Records follow. Select each line holding "JSON".

━━━ RECORDS FOR THIS TASK

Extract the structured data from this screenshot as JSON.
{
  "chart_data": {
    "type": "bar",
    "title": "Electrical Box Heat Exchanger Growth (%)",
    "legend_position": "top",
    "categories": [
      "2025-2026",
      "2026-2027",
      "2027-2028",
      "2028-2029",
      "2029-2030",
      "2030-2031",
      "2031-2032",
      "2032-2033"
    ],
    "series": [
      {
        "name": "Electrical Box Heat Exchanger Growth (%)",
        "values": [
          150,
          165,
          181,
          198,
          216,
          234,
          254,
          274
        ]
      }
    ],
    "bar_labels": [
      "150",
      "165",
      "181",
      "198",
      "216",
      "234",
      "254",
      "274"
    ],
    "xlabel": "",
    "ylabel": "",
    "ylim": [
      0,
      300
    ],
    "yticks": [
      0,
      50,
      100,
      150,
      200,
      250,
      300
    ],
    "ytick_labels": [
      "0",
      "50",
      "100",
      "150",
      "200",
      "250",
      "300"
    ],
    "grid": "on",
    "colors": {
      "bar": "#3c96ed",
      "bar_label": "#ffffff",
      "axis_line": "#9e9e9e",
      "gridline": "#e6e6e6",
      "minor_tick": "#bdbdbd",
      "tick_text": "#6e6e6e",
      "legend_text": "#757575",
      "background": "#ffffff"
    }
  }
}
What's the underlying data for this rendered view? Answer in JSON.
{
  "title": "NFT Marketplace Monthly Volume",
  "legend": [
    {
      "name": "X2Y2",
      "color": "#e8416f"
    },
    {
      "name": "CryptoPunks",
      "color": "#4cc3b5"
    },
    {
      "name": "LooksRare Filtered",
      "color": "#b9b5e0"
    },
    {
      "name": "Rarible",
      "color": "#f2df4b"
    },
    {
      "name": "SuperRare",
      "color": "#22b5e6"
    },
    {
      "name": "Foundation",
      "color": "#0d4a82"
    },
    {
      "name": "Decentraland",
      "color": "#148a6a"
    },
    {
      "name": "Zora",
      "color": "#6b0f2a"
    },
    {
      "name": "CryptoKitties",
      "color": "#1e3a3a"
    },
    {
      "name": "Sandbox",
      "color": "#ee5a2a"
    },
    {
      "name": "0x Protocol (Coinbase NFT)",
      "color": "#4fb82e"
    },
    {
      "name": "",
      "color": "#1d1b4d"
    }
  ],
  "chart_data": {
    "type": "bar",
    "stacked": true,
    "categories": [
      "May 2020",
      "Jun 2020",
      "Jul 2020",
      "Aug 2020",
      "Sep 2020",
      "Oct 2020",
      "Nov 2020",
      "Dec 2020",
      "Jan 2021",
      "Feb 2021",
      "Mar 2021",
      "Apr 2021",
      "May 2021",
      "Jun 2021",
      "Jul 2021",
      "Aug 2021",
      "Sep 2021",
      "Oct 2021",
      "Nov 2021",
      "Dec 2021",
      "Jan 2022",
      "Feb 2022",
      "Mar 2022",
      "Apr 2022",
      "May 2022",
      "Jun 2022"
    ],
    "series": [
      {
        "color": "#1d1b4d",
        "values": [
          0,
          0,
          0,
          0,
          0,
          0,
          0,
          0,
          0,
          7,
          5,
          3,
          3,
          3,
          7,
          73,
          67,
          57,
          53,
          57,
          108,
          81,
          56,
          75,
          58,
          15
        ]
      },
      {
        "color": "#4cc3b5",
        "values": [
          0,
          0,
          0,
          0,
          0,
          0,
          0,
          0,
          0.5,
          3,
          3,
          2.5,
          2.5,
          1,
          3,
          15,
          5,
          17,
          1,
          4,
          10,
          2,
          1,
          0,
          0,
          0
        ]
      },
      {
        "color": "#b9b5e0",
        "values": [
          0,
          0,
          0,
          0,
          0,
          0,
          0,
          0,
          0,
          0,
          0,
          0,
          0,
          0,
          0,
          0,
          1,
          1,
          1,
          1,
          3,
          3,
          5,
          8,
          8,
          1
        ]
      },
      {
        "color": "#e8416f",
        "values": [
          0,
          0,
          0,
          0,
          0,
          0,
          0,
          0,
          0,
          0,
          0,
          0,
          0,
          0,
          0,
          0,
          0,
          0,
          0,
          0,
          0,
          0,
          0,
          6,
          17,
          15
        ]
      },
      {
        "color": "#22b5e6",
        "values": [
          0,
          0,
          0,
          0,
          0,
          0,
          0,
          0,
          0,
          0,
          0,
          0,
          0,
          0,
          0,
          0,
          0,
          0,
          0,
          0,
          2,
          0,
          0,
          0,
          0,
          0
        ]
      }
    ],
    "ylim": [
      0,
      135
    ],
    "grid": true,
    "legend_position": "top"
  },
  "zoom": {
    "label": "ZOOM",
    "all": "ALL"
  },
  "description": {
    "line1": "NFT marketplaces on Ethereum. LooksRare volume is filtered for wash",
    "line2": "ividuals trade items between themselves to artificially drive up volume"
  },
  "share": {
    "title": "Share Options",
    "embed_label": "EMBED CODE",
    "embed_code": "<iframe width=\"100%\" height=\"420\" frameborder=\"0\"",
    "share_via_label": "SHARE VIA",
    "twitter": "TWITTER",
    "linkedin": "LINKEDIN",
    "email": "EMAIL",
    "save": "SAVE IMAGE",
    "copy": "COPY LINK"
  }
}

━━━━━━

== TASK ANSWER ==
Extract the structured data from this screenshot as JSON.
What's the underlying data for this rendered view? Answer in JSON.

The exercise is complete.